[Material for this task]:
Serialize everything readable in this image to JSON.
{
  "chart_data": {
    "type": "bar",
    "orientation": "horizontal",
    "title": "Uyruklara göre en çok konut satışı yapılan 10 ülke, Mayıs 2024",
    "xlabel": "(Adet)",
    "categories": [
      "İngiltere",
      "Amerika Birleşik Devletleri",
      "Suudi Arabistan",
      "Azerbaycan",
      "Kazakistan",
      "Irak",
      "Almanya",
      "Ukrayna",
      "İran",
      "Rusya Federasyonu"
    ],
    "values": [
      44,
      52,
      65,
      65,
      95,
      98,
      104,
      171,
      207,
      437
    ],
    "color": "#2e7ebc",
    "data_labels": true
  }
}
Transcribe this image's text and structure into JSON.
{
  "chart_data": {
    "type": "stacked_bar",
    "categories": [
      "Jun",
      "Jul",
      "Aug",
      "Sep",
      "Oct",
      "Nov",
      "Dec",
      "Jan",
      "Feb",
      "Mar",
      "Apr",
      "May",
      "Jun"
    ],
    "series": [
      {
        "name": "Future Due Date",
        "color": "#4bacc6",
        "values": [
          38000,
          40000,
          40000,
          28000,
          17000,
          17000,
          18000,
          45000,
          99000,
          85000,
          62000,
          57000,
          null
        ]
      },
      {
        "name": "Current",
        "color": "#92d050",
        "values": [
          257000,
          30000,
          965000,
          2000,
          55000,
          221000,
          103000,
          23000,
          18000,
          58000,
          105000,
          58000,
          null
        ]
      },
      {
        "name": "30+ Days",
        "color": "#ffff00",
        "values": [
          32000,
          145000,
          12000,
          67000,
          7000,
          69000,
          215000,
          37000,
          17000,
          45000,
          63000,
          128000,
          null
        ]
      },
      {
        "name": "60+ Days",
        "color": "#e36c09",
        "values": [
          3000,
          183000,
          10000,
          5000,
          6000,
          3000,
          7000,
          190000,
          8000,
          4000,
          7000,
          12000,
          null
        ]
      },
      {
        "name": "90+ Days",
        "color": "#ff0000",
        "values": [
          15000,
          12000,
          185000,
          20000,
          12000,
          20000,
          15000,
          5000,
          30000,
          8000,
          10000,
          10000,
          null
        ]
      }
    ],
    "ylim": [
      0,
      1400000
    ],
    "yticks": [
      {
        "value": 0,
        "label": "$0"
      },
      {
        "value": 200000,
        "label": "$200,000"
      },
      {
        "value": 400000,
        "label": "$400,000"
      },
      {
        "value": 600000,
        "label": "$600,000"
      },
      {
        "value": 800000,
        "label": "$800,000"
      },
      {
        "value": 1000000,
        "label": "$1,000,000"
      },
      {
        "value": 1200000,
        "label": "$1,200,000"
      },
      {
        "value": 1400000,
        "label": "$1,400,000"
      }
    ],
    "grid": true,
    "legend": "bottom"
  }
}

[Problem requirements]: List all lines holding the string "image".

[Response to this task]:
Serialize everything readable in this image to JSON.
Transcribe this image's text and structure into JSON.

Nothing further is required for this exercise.